>> start The data

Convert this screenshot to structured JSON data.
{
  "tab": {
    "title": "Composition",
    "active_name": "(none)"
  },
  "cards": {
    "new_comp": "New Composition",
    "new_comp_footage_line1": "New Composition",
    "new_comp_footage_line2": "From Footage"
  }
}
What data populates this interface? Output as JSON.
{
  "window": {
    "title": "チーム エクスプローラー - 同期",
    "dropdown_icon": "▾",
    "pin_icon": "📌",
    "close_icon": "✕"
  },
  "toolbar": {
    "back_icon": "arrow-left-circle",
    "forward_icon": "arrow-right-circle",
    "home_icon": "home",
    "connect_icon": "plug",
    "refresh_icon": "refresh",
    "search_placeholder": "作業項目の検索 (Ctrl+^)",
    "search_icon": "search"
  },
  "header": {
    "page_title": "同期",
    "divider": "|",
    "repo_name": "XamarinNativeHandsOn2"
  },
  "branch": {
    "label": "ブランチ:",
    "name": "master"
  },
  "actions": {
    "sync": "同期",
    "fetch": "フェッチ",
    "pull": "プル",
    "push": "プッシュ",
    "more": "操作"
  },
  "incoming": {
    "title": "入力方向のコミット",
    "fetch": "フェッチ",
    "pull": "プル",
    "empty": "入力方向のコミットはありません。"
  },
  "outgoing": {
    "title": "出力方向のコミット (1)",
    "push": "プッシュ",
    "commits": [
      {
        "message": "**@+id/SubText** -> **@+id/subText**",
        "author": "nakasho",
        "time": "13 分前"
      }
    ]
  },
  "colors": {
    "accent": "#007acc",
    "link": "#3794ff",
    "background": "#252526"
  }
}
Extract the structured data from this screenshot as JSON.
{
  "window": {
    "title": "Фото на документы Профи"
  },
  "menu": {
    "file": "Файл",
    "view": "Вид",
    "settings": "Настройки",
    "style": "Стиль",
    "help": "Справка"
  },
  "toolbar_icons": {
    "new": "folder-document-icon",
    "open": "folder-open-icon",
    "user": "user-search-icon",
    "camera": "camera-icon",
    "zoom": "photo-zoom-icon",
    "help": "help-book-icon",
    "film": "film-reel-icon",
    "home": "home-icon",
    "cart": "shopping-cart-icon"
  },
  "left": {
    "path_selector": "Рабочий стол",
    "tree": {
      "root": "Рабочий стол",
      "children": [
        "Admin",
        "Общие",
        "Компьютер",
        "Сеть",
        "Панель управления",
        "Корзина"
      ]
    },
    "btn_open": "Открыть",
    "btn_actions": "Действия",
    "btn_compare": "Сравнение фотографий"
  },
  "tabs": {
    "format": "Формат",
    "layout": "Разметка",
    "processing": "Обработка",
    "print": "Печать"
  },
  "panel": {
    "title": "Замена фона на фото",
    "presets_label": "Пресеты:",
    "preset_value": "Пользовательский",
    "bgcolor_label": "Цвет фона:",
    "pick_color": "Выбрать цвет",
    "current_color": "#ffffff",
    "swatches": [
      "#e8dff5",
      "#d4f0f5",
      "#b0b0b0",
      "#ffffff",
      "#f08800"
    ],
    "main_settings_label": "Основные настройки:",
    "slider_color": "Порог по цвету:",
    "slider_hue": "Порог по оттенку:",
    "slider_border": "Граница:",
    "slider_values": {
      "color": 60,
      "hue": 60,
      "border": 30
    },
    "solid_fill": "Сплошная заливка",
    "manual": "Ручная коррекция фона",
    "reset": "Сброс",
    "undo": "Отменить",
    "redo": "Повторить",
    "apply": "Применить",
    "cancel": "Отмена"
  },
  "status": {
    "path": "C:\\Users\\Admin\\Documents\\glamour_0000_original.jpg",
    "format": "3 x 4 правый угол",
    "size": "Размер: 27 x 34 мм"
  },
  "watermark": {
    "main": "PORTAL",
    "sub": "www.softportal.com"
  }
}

>> end The data

The data above must be returned in full, exactly as written.

Full answer ->
Convert this screenshot to structured JSON data.
{
  "tab": {
    "title": "Composition",
    "active_name": "(none)"
  },
  "cards": {
    "new_comp": "New Composition",
    "new_comp_footage_line1": "New Composition",
    "new_comp_footage_line2": "From Footage"
  }
}
What data populates this interface? Output as JSON.
{
  "window": {
    "title": "チーム エクスプローラー - 同期",
    "dropdown_icon": "▾",
    "pin_icon": "📌",
    "close_icon": "✕"
  },
  "toolbar": {
    "back_icon": "arrow-left-circle",
    "forward_icon": "arrow-right-circle",
    "home_icon": "home",
    "connect_icon": "plug",
    "refresh_icon": "refresh",
    "search_placeholder": "作業項目の検索 (Ctrl+^)",
    "search_icon": "search"
  },
  "header": {
    "page_title": "同期",
    "divider": "|",
    "repo_name": "XamarinNativeHandsOn2"
  },
  "branch": {
    "label": "ブランチ:",
    "name": "master"
  },
  "actions": {
    "sync": "同期",
    "fetch": "フェッチ",
    "pull": "プル",
    "push": "プッシュ",
    "more": "操作"
  },
  "incoming": {
    "title": "入力方向のコミット",
    "fetch": "フェッチ",
    "pull": "プル",
    "empty": "入力方向のコミットはありません。"
  },
  "outgoing": {
    "title": "出力方向のコミット (1)",
    "push": "プッシュ",
    "commits": [
      {
        "message": "**@+id/SubText** -> **@+id/subText**",
        "author": "nakasho",
        "time": "13 分前"
      }
    ]
  },
  "colors": {
    "accent": "#007acc",
    "link": "#3794ff",
    "background": "#252526"
  }
}
Extract the structured data from this screenshot as JSON.
{
  "window": {
    "title": "Фото на документы Профи"
  },
  "menu": {
    "file": "Файл",
    "view": "Вид",
    "settings": "Настройки",
    "style": "Стиль",
    "help": "Справка"
  },
  "toolbar_icons": {
    "new": "folder-document-icon",
    "open": "folder-open-icon",
    "user": "user-search-icon",
    "camera": "camera-icon",
    "zoom": "photo-zoom-icon",
    "help": "help-book-icon",
    "film": "film-reel-icon",
    "home": "home-icon",
    "cart": "shopping-cart-icon"
  },
  "left": {
    "path_selector": "Рабочий стол",
    "tree": {
      "root": "Рабочий стол",
      "children": [
        "Admin",
        "Общие",
        "Компьютер",
        "Сеть",
        "Панель управления",
        "Корзина"
      ]
    },
    "btn_open": "Открыть",
    "btn_actions": "Действия",
    "btn_compare": "Сравнение фотографий"
  },
  "tabs": {
    "format": "Формат",
    "layout": "Разметка",
    "processing": "Обработка",
    "print": "Печать"
  },
  "panel": {
    "title": "Замена фона на фото",
    "presets_label": "Пресеты:",
    "preset_value": "Пользовательский",
    "bgcolor_label": "Цвет фона:",
    "pick_color": "Выбрать цвет",
    "current_color": "#ffffff",
    "swatches": [
      "#e8dff5",
      "#d4f0f5",
      "#b0b0b0",
      "#ffffff",
      "#f08800"
    ],
    "main_settings_label": "Основные настройки:",
    "slider_color": "Порог по цвету:",
    "slider_hue": "Порог по оттенку:",
    "slider_border": "Граница:",
    "slider_values": {
      "color": 60,
      "hue": 60,
      "border": 30
    },
    "solid_fill": "Сплошная заливка",
    "manual": "Ручная коррекция фона",
    "reset": "Сброс",
    "undo": "Отменить",
    "redo": "Повторить",
    "apply": "Применить",
    "cancel": "Отмена"
  },
  "status": {
    "path": "C:\\Users\\Admin\\Documents\\glamour_0000_original.jpg",
    "format": "3 x 4 правый угол",
    "size": "Размер: 27 x 34 мм"
  },
  "watermark": {
    "main": "PORTAL",
    "sub": "www.softportal.com"
  }
}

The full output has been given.